• _Set exercise_: Copy out each line that mentions the word "Environmental".
____
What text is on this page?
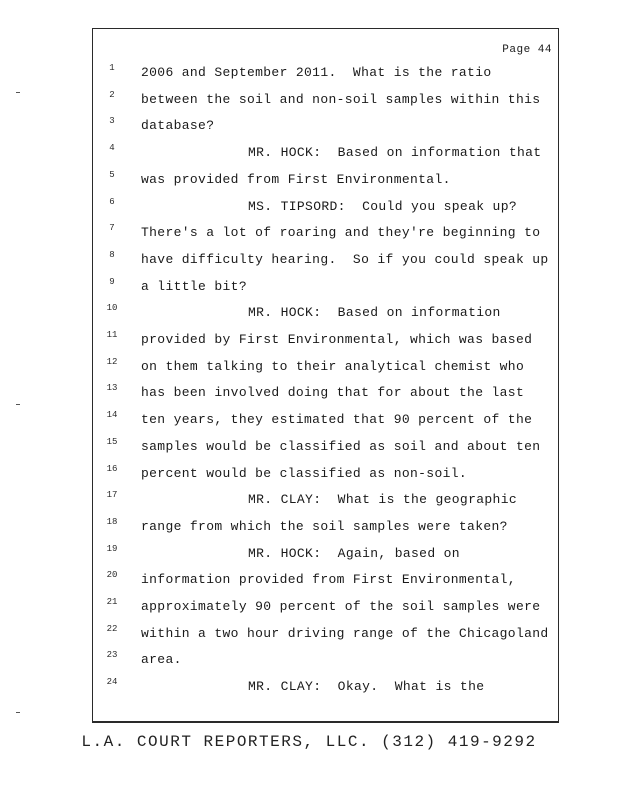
Page 44
1	2006 and September 2011.  What is the ratio
2	between the soil and non-soil samples within this
3	database?
4	MR. HOCK:  Based on information that
5	was provided from First Environmental.
6	MS. TIPSORD:  Could you speak up?
7	There's a lot of roaring and they're beginning to
8	have difficulty hearing.  So if you could speak up
9	a little bit?
10	MR. HOCK:  Based on information
11	provided by First Environmental, which was based
12	on them talking to their analytical chemist who
13	has been involved doing that for about the last
14	ten years, they estimated that 90 percent of the
15	samples would be classified as soil and about ten
16	percent would be classified as non-soil.
17	MR. CLAY:  What is the geographic
18	range from which the soil samples were taken?
19	MR. HOCK:  Again, based on
20	information provided from First Environmental,
21	approximately 90 percent of the soil samples were
22	within a two hour driving range of the Chicagoland
23	area.
24	MR. CLAY:  Okay.  What is the
L.A. COURT REPORTERS, LLC. (312) 419-9292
____
• _Expected output_:
5	was provided from First Environmental.
11	provided by First Environmental, which was based
20	information provided from First Environmental,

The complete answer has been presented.